■ Problem:
Make an exact copy of the entries below with the pictures removed.

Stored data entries
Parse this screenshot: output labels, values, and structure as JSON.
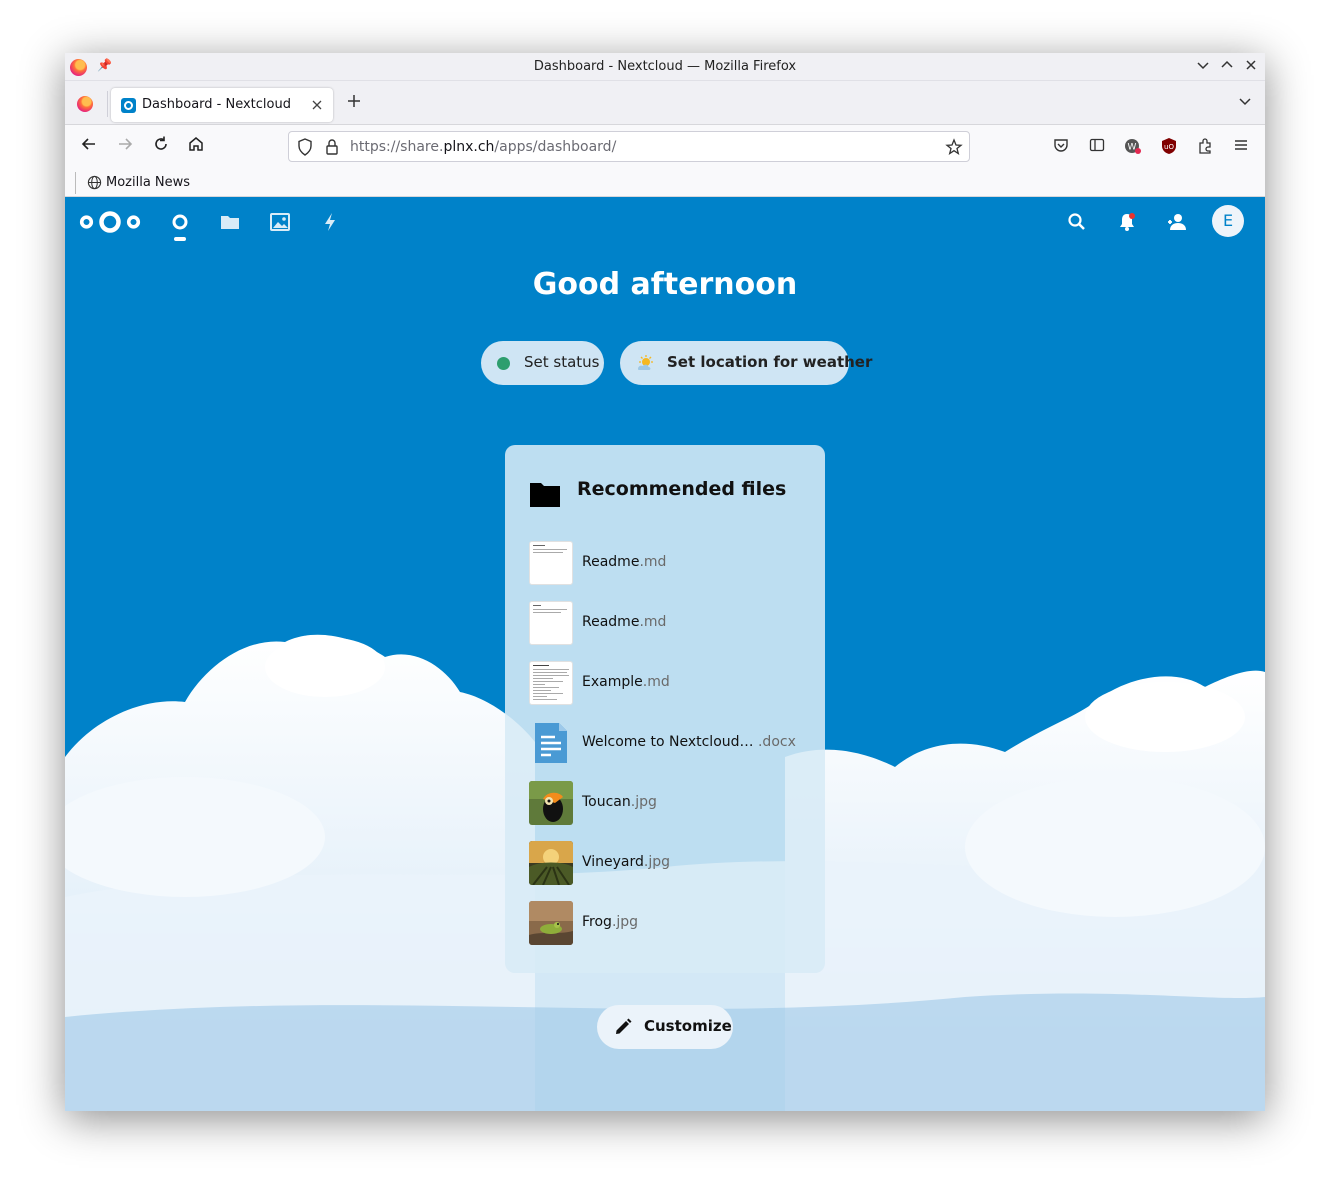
{
  "window": {
    "title": "Dashboard - Nextcloud — Mozilla Firefox"
  },
  "tabs": [
    {
      "label": "Dashboard - Nextcloud"
    }
  ],
  "urlbar": {
    "url_prefix": "https://share.",
    "url_domain": "plnx.ch",
    "url_suffix": "/apps/dashboard/"
  },
  "bookmarks": [
    {
      "label": "Mozilla News"
    }
  ],
  "nextcloud": {
    "avatar_initial": "E",
    "greeting": "Good afternoon",
    "set_status_label": "Set status",
    "weather_label": "Set location for weather",
    "recommended_title": "Recommended files",
    "files": [
      {
        "name": "Readme",
        "ext": ".md",
        "type": "doc"
      },
      {
        "name": "Readme",
        "ext": ".md",
        "type": "doc"
      },
      {
        "name": "Example",
        "ext": ".md",
        "type": "doc"
      },
      {
        "name": "Welcome to Nextcloud…",
        "ext": " .docx",
        "type": "docx"
      },
      {
        "name": "Toucan",
        "ext": ".jpg",
        "type": "image"
      },
      {
        "name": "Vineyard",
        "ext": ".jpg",
        "type": "image"
      },
      {
        "name": "Frog",
        "ext": ".jpg",
        "type": "image"
      }
    ],
    "customize_label": "Customize"
  },
  "colors": {
    "brand": "#0082c9",
    "status_online": "#2d9e6e"
  }
}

■ Answer:
Parse this screenshot: output labels, values, and structure as JSON.
{
  "window": {
    "title": "Dashboard - Nextcloud — Mozilla Firefox"
  },
  "tabs": [
    {
      "label": "Dashboard - Nextcloud"
    }
  ],
  "urlbar": {
    "url_prefix": "https://share.",
    "url_domain": "plnx.ch",
    "url_suffix": "/apps/dashboard/"
  },
  "bookmarks": [
    {
      "label": "Mozilla News"
    }
  ],
  "nextcloud": {
    "avatar_initial": "E",
    "greeting": "Good afternoon",
    "set_status_label": "Set status",
    "weather_label": "Set location for weather",
    "recommended_title": "Recommended files",
    "files": [
      {
        "name": "Readme",
        "ext": ".md",
        "type": "doc"
      },
      {
        "name": "Readme",
        "ext": ".md",
        "type": "doc"
      },
      {
        "name": "Example",
        "ext": ".md",
        "type": "doc"
      },
      {
        "name": "Welcome to Nextcloud…",
        "ext": " .docx",
        "type": "docx"
      },
      {
        "name": "Toucan",
        "ext": ".jpg",
        "type": "image"
      },
      {
        "name": "Vineyard",
        "ext": ".jpg",
        "type": "image"
      },
      {
        "name": "Frog",
        "ext": ".jpg",
        "type": "image"
      }
    ],
    "customize_label": "Customize"
  },
  "colors": {
    "brand": "#0082c9",
    "status_online": "#2d9e6e"
  }
}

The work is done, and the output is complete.